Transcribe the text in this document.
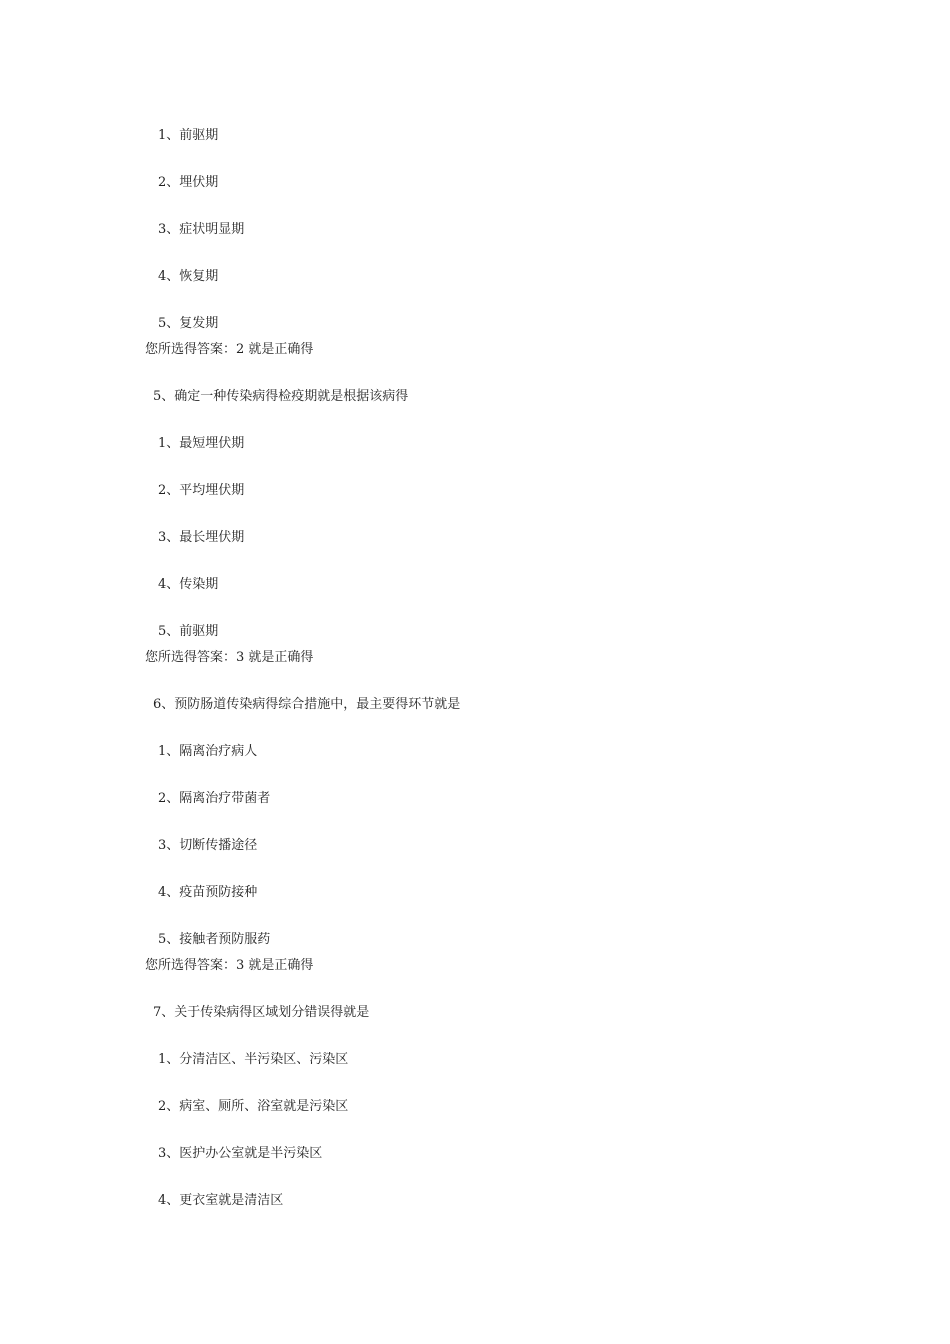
1、前驱期
2、埋伏期
3、症状明显期
4、恢复期
5、复发期
您所选得答案：2 就是正确得
5、确定一种传染病得检疫期就是根据该病得
1、最短埋伏期
2、平均埋伏期
3、最长埋伏期
4、传染期
5、前驱期
您所选得答案：3 就是正确得
6、预防肠道传染病得综合措施中，最主要得环节就是
1、隔离治疗病人
2、隔离治疗带菌者
3、切断传播途径
4、疫苗预防接种
5、接触者预防服药
您所选得答案：3 就是正确得
7、关于传染病得区域划分错误得就是
1、分清洁区、半污染区、污染区
2、病室、厕所、浴室就是污染区
3、医护办公室就是半污染区
4、更衣室就是清洁区
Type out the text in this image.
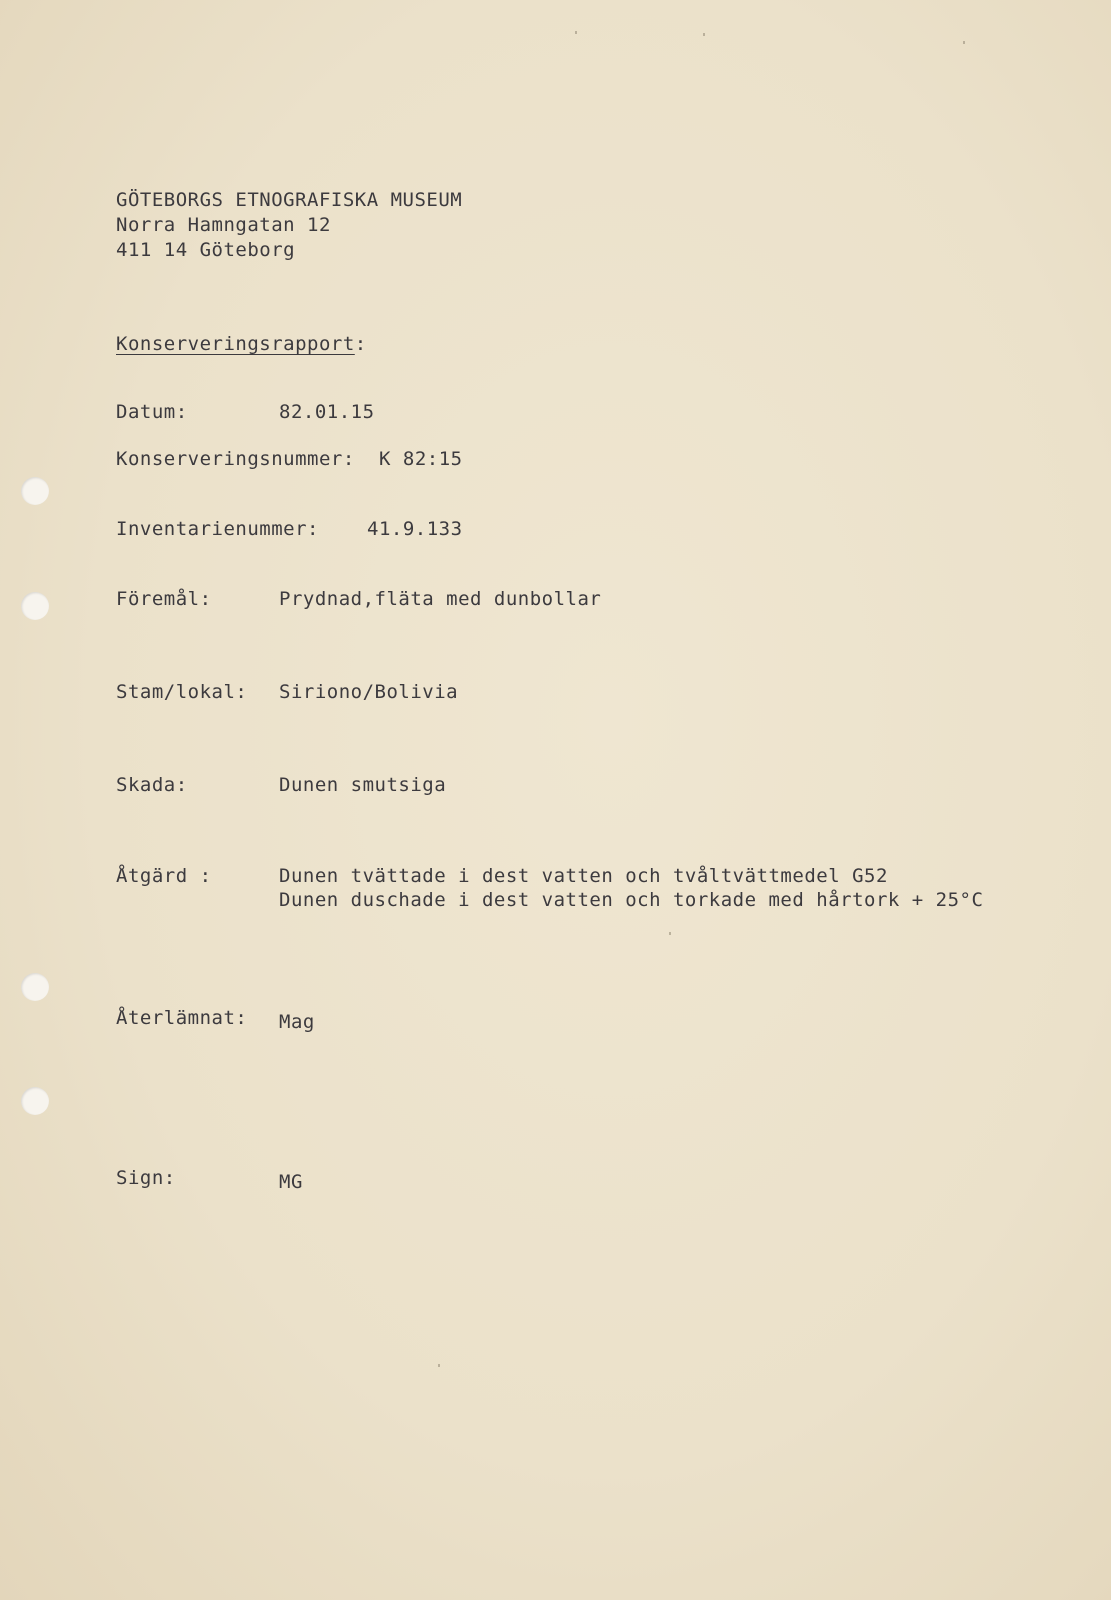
GÖTEBORGS ETNOGRAFISKA MUSEUM
Norra Hamngatan 12
411 14 Göteborg
Konserveringsrapport:
Datum:	82.01.15
Konserveringsnummer: K 82:15
Inventarienummer:	41.9.133
Föremål:	Prydnad,fläta med dunbollar
Stam/lokal: Siriono/Bolivia
Skada:	Dunen smutsiga
Åtgärd :	Dunen tvättade i dest vatten och tvåltvättmedel G52
Dunen duschade i dest vatten och torkade med hårtork + 25°C
Återlämnat: Mag
Sign:	MG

-----

Report how many lines of the preceding records include "this". Output the number only.

__Solved exercise__: 2